EXERCISE PROMPT
Pictures stay out of the copy; set down each line of the listing below exactly.

((

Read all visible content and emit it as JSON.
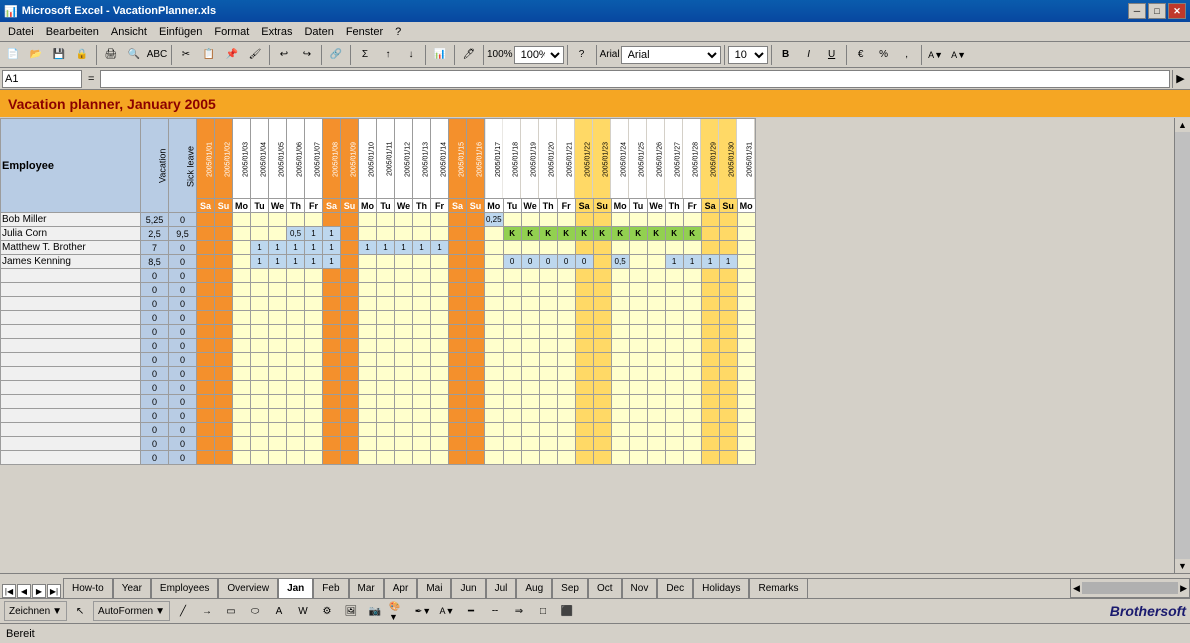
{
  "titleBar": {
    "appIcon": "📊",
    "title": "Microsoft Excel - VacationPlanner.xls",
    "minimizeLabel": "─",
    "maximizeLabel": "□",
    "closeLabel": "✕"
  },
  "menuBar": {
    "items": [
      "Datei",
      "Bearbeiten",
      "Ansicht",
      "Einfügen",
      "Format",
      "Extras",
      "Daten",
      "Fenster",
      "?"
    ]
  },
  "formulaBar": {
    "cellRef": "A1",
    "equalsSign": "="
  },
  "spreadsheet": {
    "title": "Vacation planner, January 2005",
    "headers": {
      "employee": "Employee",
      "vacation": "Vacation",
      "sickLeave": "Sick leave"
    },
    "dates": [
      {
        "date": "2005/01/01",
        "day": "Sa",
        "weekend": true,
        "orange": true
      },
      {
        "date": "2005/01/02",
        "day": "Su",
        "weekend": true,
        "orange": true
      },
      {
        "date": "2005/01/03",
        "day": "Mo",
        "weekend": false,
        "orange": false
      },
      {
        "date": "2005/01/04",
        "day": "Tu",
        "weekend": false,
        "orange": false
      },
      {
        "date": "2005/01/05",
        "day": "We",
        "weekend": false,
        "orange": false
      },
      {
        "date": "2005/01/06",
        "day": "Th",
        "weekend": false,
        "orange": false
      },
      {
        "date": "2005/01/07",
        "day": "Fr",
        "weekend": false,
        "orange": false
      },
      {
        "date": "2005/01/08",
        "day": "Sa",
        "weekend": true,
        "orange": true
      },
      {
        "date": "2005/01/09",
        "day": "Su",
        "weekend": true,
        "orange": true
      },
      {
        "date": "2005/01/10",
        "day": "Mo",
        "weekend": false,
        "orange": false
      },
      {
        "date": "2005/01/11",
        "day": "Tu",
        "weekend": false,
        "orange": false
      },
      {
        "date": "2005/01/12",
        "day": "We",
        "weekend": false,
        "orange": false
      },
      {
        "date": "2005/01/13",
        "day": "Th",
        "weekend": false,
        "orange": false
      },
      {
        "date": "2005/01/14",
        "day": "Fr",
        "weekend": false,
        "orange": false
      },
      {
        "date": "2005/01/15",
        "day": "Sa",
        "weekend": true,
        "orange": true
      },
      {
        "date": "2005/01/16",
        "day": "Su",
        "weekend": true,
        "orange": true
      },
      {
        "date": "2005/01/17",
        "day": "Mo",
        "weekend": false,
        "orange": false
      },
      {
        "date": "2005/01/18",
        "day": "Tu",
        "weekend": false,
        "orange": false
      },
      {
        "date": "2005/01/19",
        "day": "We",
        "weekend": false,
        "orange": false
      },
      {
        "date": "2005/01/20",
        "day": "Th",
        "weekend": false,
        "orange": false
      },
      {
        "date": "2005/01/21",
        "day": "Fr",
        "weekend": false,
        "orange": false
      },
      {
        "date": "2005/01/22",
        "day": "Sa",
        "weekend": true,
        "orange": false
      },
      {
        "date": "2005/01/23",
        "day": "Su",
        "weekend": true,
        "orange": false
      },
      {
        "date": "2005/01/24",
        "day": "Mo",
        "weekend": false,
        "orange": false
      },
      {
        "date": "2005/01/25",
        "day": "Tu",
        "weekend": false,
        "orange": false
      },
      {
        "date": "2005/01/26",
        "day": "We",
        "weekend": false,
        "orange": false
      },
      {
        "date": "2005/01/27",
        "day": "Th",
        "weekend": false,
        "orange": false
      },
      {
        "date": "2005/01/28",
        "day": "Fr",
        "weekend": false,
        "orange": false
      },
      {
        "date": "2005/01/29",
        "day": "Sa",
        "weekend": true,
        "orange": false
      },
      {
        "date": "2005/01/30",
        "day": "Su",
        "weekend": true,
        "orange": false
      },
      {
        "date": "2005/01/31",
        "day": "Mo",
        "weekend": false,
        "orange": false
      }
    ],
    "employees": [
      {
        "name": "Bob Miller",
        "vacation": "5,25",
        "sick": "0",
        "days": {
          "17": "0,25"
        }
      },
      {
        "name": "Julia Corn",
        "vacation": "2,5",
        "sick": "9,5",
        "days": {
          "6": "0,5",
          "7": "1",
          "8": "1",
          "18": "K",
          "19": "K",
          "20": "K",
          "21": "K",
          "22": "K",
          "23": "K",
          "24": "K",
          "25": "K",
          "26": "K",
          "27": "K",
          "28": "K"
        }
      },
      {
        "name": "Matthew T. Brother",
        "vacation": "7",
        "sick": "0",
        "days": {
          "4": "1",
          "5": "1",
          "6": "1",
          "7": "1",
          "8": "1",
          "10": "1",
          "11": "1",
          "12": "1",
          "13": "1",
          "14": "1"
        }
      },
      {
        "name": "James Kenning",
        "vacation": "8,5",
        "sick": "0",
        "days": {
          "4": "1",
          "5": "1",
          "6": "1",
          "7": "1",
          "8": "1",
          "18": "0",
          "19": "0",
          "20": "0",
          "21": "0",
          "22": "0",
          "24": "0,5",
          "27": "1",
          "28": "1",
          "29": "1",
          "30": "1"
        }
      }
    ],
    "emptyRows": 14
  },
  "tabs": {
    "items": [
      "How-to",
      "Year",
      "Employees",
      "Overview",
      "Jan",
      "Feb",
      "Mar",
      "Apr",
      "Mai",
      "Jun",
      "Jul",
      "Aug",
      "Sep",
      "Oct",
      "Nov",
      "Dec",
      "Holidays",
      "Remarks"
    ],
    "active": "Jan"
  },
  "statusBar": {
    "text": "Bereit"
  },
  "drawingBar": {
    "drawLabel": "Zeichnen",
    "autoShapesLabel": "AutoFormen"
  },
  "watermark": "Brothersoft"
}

))

RESPONSE TO THIS TASK
Read all visible content and emit it as JSON.
{
  "titleBar": {
    "appIcon": "📊",
    "title": "Microsoft Excel - VacationPlanner.xls",
    "minimizeLabel": "─",
    "maximizeLabel": "□",
    "closeLabel": "✕"
  },
  "menuBar": {
    "items": [
      "Datei",
      "Bearbeiten",
      "Ansicht",
      "Einfügen",
      "Format",
      "Extras",
      "Daten",
      "Fenster",
      "?"
    ]
  },
  "formulaBar": {
    "cellRef": "A1",
    "equalsSign": "="
  },
  "spreadsheet": {
    "title": "Vacation planner, January 2005",
    "headers": {
      "employee": "Employee",
      "vacation": "Vacation",
      "sickLeave": "Sick leave"
    },
    "dates": [
      {
        "date": "2005/01/01",
        "day": "Sa",
        "weekend": true,
        "orange": true
      },
      {
        "date": "2005/01/02",
        "day": "Su",
        "weekend": true,
        "orange": true
      },
      {
        "date": "2005/01/03",
        "day": "Mo",
        "weekend": false,
        "orange": false
      },
      {
        "date": "2005/01/04",
        "day": "Tu",
        "weekend": false,
        "orange": false
      },
      {
        "date": "2005/01/05",
        "day": "We",
        "weekend": false,
        "orange": false
      },
      {
        "date": "2005/01/06",
        "day": "Th",
        "weekend": false,
        "orange": false
      },
      {
        "date": "2005/01/07",
        "day": "Fr",
        "weekend": false,
        "orange": false
      },
      {
        "date": "2005/01/08",
        "day": "Sa",
        "weekend": true,
        "orange": true
      },
      {
        "date": "2005/01/09",
        "day": "Su",
        "weekend": true,
        "orange": true
      },
      {
        "date": "2005/01/10",
        "day": "Mo",
        "weekend": false,
        "orange": false
      },
      {
        "date": "2005/01/11",
        "day": "Tu",
        "weekend": false,
        "orange": false
      },
      {
        "date": "2005/01/12",
        "day": "We",
        "weekend": false,
        "orange": false
      },
      {
        "date": "2005/01/13",
        "day": "Th",
        "weekend": false,
        "orange": false
      },
      {
        "date": "2005/01/14",
        "day": "Fr",
        "weekend": false,
        "orange": false
      },
      {
        "date": "2005/01/15",
        "day": "Sa",
        "weekend": true,
        "orange": true
      },
      {
        "date": "2005/01/16",
        "day": "Su",
        "weekend": true,
        "orange": true
      },
      {
        "date": "2005/01/17",
        "day": "Mo",
        "weekend": false,
        "orange": false
      },
      {
        "date": "2005/01/18",
        "day": "Tu",
        "weekend": false,
        "orange": false
      },
      {
        "date": "2005/01/19",
        "day": "We",
        "weekend": false,
        "orange": false
      },
      {
        "date": "2005/01/20",
        "day": "Th",
        "weekend": false,
        "orange": false
      },
      {
        "date": "2005/01/21",
        "day": "Fr",
        "weekend": false,
        "orange": false
      },
      {
        "date": "2005/01/22",
        "day": "Sa",
        "weekend": true,
        "orange": false
      },
      {
        "date": "2005/01/23",
        "day": "Su",
        "weekend": true,
        "orange": false
      },
      {
        "date": "2005/01/24",
        "day": "Mo",
        "weekend": false,
        "orange": false
      },
      {
        "date": "2005/01/25",
        "day": "Tu",
        "weekend": false,
        "orange": false
      },
      {
        "date": "2005/01/26",
        "day": "We",
        "weekend": false,
        "orange": false
      },
      {
        "date": "2005/01/27",
        "day": "Th",
        "weekend": false,
        "orange": false
      },
      {
        "date": "2005/01/28",
        "day": "Fr",
        "weekend": false,
        "orange": false
      },
      {
        "date": "2005/01/29",
        "day": "Sa",
        "weekend": true,
        "orange": false
      },
      {
        "date": "2005/01/30",
        "day": "Su",
        "weekend": true,
        "orange": false
      },
      {
        "date": "2005/01/31",
        "day": "Mo",
        "weekend": false,
        "orange": false
      }
    ],
    "employees": [
      {
        "name": "Bob Miller",
        "vacation": "5,25",
        "sick": "0",
        "days": {
          "17": "0,25"
        }
      },
      {
        "name": "Julia Corn",
        "vacation": "2,5",
        "sick": "9,5",
        "days": {
          "6": "0,5",
          "7": "1",
          "8": "1",
          "18": "K",
          "19": "K",
          "20": "K",
          "21": "K",
          "22": "K",
          "23": "K",
          "24": "K",
          "25": "K",
          "26": "K",
          "27": "K",
          "28": "K"
        }
      },
      {
        "name": "Matthew T. Brother",
        "vacation": "7",
        "sick": "0",
        "days": {
          "4": "1",
          "5": "1",
          "6": "1",
          "7": "1",
          "8": "1",
          "10": "1",
          "11": "1",
          "12": "1",
          "13": "1",
          "14": "1"
        }
      },
      {
        "name": "James Kenning",
        "vacation": "8,5",
        "sick": "0",
        "days": {
          "4": "1",
          "5": "1",
          "6": "1",
          "7": "1",
          "8": "1",
          "18": "0",
          "19": "0",
          "20": "0",
          "21": "0",
          "22": "0",
          "24": "0,5",
          "27": "1",
          "28": "1",
          "29": "1",
          "30": "1"
        }
      }
    ],
    "emptyRows": 14
  },
  "tabs": {
    "items": [
      "How-to",
      "Year",
      "Employees",
      "Overview",
      "Jan",
      "Feb",
      "Mar",
      "Apr",
      "Mai",
      "Jun",
      "Jul",
      "Aug",
      "Sep",
      "Oct",
      "Nov",
      "Dec",
      "Holidays",
      "Remarks"
    ],
    "active": "Jan"
  },
  "statusBar": {
    "text": "Bereit"
  },
  "drawingBar": {
    "drawLabel": "Zeichnen",
    "autoShapesLabel": "AutoFormen"
  },
  "watermark": "Brothersoft"
}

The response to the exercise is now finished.